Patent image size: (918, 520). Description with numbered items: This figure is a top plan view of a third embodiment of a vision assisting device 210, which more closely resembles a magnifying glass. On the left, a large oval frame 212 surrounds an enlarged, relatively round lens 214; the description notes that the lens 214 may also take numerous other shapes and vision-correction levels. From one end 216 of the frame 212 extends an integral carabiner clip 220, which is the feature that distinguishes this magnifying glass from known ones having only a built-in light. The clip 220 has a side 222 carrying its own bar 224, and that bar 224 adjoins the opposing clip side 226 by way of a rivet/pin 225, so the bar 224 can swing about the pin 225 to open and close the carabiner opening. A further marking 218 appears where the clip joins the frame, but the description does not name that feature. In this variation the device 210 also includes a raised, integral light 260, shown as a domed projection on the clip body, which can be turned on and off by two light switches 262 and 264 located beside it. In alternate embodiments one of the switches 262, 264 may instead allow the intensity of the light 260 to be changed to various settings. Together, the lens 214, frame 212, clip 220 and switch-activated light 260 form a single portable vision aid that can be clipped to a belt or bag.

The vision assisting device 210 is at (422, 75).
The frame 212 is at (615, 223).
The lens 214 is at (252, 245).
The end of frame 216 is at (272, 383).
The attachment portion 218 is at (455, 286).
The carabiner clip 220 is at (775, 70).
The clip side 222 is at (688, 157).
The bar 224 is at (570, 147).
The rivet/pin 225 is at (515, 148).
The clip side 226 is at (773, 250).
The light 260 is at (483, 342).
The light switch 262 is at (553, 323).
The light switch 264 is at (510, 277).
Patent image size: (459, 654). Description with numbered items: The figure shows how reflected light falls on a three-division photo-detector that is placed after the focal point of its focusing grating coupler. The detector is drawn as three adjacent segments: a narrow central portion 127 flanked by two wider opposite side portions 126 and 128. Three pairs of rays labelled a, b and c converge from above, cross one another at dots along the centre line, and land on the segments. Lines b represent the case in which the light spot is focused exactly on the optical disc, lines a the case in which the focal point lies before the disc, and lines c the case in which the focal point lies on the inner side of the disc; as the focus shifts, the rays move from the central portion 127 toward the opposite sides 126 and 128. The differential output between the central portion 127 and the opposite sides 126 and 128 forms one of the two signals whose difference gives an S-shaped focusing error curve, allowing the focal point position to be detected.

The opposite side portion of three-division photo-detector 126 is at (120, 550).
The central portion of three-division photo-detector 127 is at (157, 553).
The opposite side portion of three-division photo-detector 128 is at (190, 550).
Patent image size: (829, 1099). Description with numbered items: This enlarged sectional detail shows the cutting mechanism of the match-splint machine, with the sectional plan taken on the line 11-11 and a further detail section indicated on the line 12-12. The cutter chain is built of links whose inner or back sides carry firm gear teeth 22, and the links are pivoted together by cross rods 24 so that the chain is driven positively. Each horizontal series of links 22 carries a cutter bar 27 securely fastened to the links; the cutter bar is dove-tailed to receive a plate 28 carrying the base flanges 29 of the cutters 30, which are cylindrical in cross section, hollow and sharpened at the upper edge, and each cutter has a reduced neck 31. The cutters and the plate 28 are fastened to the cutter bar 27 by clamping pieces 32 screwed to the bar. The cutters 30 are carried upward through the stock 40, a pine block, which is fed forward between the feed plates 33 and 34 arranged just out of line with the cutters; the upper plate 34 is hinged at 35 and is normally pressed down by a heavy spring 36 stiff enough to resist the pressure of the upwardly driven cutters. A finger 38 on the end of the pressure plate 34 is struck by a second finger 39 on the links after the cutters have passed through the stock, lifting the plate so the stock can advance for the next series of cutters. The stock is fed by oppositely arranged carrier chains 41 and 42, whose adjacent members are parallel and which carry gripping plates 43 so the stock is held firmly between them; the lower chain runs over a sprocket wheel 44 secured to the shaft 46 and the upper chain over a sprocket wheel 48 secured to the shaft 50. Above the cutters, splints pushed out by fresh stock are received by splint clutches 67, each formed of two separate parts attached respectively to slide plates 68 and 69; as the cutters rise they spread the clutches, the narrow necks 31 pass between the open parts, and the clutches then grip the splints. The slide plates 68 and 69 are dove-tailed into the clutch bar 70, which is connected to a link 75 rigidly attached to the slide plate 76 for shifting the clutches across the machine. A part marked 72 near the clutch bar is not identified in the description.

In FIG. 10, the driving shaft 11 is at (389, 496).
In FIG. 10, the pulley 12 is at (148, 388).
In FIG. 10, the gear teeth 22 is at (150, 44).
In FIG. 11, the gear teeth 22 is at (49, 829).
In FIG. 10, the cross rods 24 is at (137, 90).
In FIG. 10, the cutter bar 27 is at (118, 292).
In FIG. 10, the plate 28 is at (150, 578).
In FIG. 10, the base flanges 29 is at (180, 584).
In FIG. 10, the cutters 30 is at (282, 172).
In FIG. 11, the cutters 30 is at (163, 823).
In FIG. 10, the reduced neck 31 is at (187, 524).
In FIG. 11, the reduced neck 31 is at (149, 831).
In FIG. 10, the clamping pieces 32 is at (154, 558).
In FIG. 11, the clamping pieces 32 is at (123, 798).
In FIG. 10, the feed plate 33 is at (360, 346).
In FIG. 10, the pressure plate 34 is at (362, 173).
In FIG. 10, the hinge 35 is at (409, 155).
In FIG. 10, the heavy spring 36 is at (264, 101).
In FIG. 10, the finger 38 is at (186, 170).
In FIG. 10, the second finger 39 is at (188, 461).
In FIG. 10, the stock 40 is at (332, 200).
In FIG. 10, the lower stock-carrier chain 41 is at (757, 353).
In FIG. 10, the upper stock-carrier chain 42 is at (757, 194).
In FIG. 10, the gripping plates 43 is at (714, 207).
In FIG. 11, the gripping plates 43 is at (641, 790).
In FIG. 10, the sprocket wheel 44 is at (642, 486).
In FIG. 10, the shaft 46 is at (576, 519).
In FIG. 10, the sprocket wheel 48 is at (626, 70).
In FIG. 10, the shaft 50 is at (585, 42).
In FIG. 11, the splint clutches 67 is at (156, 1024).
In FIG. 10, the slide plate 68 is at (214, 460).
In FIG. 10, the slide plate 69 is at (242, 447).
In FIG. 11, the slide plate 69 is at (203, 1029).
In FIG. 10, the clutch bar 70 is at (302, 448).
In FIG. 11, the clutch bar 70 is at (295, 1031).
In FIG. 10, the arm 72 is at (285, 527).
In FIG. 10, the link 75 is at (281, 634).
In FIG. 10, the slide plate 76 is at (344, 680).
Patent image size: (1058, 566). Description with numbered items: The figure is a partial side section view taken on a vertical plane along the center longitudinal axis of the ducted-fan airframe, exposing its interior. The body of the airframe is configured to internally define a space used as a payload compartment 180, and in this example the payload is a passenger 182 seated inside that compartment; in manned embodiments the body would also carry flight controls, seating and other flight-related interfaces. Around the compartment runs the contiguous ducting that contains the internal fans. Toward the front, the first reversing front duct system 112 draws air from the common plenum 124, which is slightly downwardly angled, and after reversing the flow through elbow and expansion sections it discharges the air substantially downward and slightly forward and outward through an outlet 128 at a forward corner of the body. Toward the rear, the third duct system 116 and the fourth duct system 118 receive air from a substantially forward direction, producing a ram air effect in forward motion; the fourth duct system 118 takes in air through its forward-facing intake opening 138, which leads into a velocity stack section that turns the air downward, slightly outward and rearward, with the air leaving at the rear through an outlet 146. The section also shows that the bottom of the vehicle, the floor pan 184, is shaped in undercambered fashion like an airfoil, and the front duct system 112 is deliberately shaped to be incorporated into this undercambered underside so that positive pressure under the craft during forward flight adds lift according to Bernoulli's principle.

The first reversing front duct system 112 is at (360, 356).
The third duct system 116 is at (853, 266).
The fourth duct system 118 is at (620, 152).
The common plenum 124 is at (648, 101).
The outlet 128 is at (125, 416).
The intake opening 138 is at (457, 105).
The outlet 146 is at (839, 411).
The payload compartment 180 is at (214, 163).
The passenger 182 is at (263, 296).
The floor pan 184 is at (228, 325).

-*-

Reproduce the material from its start through the line containing "The light switch 264 is at (510, 277).", inclusive, replacing "magnifying glass" with "hand lens" and changing nothing else.

## SOLUTION FOR THIS EXERCISE
Patent image size: (918, 520). Description with numbered items: This figure is a top plan view of a third embodiment of a vision assisting device 210, which more closely resembles a hand lens. On the left, a large oval frame 212 surrounds an enlarged, relatively round lens 214; the description notes that the lens 214 may also take numerous other shapes and vision-correction levels. From one end 216 of the frame 212 extends an integral carabiner clip 220, which is the feature that distinguishes this hand lens from known ones having only a built-in light. The clip 220 has a side 222 carrying its own bar 224, and that bar 224 adjoins the opposing clip side 226 by way of a rivet/pin 225, so the bar 224 can swing about the pin 225 to open and close the carabiner opening. A further marking 218 appears where the clip joins the frame, but the description does not name that feature. In this variation the device 210 also includes a raised, integral light 260, shown as a domed projection on the clip body, which can be turned on and off by two light switches 262 and 264 located beside it. In alternate embodiments one of the switches 262, 264 may instead allow the intensity of the light 260 to be changed to various settings. Together, the lens 214, frame 212, clip 220 and switch-activated light 260 form a single portable vision aid that can be clipped to a belt or bag.

The vision assisting device 210 is at (422, 75).
The frame 212 is at (615, 223).
The lens 214 is at (252, 245).
The end of frame 216 is at (272, 383).
The attachment portion 218 is at (455, 286).
The carabiner clip 220 is at (775, 70).
The clip side 222 is at (688, 157).
The bar 224 is at (570, 147).
The rivet/pin 225 is at (515, 148).
The clip side 226 is at (773, 250).
The light 260 is at (483, 342).
The light switch 262 is at (553, 323).
The light switch 264 is at (510, 277).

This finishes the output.